## 任务列表
• a. 请将 PSS 题解中从“seed_tree[0] = master_seed”到“permutated_secret = ''.join(secret_list)”（含首尾）的内容一字不差地照录下来。
• b. 根据 PSS 题解回答下列问题：
(i) pss_data 数据文件的大小是多少？
(ii) seed_len 的取值是多少？
(iii) 表示参与方数量的 N 等于几？

## 文档段落
WACON-Qualifier-2023/Crypto/PSS writeup
tags: ctf,crypto,writeup,permutation,brute
WACON-Qualifier-2023/Crypto/PSS writeup
1. challenge
PSS = Permutation Secret Sharing
pss_data 是个3M大小的数据文件
prob.py
from Crypto.Util.number import *
import os
from hashlib import sha256
from tqdm import tqdm
def cascade_hash(msg, cnt, digest_len):
assert digest_len <= 32
msg = msg * 10
for _ in range(cnt):
msg = sha256(msg).digest()
return msg[:digest_len]
def seed_to_permutation(seed):
permutation = ''
msg = seed + b"_shuffle"
while len(permutation) < 16:
msg = cascade_hash(msg, 777, 32)
msg_hex = msg.hex()
for c in msg_hex:
if c not in permutation:
permutation += c
return permutation
def permutation_secret_sharing_gen(secret):
seed_len = 5
master_seed = os.urandom(seed_len)
seed_tree = [None] * (2*N - 1)
seed_tree[0] = master_seed
for i in range(N-1):
h = cascade_hash(seed_tree[i], 123, 2 * seed_len)
seed_tree[2*i+1], seed_tree[2*i+2] = h[:seed_len], h[seed_len:]
secret_list = list(secret.decode()) # ex) ['0','1','2','3',...]
for i in range(N):
# i-th party has a permutation derived from seed_tree[i+N-1]
permutation = seed_to_permutation(seed_tree[i + N - 1])
secret_list = [hex(permutation.find(x))[2:] for x in secret_list]
permutated_secret = ''.join(secret_list)
hidden_party = os.urandom(1)[0] & 7
proof_idxs = merkle_proof_indexes[hidden_party]
return seed_tree[proof_idxs[0]] + \
seed_tree[proof_idxs[1]] + \
seed_tree[proof_idxs[2]] + \
bytes([hidden_party]) + \
bytes.fromhex(permutated_secret)
merkle_proof_indexes = {
0 : [2,4,8],
1 : [2,4,7],
2 : [2,3,10],
3 : [2,3,9],
4 : [1,6,12],
5 : [1,6,11],
6 : [1,5,14],
7 : [1,5,13]
}
N = 8 # Number of parties
secret = b'---REDACTED---'
flag = b"WACON2023{" + secret + b'}'
assert len(secret) == 16 and set(secret) == set(b"0123456789abcdef")
# You can bruteforce the secret directly if you can overcome ^^^O(0xbeeeef * 16!)^^^!!!
assert cascade_hash(flag, 0xbeeeef, 32).hex() == 'f7a5108a576391671fe3231040777e9ac455d1bb8b84a16b09be1b2bac68345c'
fw = open("pss_data", "wb")

## 材料摘录
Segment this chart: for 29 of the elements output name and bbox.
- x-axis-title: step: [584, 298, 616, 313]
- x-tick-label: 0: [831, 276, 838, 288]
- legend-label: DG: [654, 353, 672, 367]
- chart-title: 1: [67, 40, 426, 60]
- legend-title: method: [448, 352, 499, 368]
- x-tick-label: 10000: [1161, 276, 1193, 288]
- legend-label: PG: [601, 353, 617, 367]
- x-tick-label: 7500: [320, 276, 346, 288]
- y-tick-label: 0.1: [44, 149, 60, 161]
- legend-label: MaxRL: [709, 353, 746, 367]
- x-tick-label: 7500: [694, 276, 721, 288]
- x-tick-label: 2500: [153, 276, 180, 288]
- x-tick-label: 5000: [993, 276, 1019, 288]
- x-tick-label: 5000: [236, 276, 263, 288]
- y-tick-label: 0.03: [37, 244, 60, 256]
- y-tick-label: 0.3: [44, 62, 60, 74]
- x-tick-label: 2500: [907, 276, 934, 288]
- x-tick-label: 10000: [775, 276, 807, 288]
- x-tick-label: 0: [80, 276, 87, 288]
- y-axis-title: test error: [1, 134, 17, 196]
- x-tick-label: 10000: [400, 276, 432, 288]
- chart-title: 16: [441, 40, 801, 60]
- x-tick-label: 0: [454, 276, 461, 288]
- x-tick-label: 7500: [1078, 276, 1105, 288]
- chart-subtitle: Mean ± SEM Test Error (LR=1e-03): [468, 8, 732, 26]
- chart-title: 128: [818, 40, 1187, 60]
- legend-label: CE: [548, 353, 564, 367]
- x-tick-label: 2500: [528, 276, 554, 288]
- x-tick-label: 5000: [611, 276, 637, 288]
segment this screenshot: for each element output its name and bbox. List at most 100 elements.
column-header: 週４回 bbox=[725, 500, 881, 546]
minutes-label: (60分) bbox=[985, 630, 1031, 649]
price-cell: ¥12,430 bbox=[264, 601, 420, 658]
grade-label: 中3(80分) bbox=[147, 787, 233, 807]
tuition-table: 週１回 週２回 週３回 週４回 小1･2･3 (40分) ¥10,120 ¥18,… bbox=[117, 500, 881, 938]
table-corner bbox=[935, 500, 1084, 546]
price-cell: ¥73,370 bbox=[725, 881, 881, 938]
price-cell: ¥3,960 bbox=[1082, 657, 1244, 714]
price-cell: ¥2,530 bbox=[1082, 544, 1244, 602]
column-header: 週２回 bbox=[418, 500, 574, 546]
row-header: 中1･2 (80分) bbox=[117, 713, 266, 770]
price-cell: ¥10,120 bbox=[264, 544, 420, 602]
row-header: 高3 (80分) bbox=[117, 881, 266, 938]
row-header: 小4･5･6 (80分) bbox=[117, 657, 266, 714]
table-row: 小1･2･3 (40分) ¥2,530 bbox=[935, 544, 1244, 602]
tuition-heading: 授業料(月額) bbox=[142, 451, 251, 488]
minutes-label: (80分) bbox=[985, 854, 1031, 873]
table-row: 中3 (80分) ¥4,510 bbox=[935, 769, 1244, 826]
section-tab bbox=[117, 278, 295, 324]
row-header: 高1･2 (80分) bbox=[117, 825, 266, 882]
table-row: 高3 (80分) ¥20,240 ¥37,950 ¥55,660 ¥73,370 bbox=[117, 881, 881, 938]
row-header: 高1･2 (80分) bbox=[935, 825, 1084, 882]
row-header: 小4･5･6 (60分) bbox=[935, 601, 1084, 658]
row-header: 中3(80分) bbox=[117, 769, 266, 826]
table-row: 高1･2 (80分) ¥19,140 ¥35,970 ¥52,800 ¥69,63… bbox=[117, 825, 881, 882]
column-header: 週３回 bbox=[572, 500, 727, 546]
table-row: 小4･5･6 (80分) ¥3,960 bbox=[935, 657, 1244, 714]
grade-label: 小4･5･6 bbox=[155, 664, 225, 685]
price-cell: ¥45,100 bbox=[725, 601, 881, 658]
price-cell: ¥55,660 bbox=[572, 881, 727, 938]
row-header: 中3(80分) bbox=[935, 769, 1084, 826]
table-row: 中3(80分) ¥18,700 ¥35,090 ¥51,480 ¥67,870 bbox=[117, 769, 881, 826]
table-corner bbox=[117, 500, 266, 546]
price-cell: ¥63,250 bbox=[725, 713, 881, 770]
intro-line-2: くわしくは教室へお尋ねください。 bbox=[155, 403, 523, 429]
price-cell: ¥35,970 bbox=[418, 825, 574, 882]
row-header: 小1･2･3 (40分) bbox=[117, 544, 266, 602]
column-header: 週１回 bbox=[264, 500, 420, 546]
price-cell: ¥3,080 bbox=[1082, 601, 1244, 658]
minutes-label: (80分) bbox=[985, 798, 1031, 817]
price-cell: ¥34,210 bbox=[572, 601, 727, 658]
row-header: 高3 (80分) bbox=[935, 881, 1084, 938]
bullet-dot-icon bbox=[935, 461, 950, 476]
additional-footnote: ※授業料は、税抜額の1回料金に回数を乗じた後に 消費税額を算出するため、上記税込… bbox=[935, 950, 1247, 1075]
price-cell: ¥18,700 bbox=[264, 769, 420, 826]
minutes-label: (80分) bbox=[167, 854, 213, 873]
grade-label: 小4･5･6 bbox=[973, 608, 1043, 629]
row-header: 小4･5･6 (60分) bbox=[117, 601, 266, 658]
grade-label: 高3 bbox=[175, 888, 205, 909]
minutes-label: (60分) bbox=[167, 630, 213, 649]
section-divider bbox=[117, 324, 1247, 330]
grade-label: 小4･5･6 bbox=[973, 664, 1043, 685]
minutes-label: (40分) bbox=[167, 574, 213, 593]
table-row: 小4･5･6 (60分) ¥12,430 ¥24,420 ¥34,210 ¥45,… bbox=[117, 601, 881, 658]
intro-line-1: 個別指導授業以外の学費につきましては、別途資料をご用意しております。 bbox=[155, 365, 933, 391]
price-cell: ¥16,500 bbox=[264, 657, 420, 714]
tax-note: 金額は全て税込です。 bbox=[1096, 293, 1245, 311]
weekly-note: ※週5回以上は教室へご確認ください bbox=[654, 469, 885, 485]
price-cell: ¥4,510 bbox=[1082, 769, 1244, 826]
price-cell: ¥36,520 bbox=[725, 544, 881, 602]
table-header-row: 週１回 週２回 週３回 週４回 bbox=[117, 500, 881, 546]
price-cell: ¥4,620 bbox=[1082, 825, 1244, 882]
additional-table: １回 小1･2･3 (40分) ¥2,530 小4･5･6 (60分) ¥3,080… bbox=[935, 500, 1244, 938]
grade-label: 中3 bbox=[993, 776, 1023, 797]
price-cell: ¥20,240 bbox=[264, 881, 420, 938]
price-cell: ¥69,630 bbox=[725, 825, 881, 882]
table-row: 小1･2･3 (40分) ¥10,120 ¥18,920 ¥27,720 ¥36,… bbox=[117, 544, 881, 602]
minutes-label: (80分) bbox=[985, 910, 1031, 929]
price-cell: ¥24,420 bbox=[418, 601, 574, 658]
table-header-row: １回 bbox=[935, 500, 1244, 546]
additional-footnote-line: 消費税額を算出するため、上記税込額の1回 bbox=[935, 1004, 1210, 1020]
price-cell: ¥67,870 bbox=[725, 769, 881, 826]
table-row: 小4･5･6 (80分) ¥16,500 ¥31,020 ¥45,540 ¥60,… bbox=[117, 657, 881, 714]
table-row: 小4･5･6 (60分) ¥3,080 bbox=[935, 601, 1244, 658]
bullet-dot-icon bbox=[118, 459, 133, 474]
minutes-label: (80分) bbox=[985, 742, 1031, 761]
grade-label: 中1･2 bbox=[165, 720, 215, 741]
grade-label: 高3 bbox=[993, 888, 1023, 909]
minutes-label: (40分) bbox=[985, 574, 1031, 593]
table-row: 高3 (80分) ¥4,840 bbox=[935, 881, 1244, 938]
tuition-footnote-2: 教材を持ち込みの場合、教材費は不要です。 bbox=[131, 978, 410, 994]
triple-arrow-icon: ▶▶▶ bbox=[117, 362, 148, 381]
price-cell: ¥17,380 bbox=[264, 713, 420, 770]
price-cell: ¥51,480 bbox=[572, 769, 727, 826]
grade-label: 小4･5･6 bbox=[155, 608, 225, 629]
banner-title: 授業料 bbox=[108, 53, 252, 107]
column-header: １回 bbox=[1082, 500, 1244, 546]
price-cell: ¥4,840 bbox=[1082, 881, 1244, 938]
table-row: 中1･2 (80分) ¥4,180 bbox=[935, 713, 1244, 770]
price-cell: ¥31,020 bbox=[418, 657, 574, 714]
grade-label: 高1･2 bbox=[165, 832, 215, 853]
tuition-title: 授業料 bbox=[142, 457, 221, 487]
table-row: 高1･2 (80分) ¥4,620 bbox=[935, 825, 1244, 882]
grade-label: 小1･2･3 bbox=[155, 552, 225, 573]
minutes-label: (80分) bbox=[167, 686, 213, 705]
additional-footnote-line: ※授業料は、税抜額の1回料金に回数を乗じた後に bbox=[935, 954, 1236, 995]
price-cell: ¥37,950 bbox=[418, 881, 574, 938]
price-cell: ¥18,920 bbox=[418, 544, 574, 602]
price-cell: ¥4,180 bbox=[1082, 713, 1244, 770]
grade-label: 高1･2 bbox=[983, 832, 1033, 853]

## 任务答案
• a.
seed_tree[0] = master_seed
for i in range(N-1):
h = cascade_hash(seed_tree[i], 123, 2 * seed_len)
seed_tree[2*i+1], seed_tree[2*i+2] = h[:seed_len], h[seed_len:]
secret_list = list(secret.decode()) # ex) ['0','1','2','3',...]
for i in range(N):
# i-th party has a permutation derived from seed_tree[i+N-1]
permutation = seed_to_permutation(seed_tree[i + N - 1])
secret_list = [hex(permutation.find(x))[2:] for x in secret_list]
permutated_secret = ''.join(secret_list)

• b.
(i) 3M
(ii) 5
(iii) 8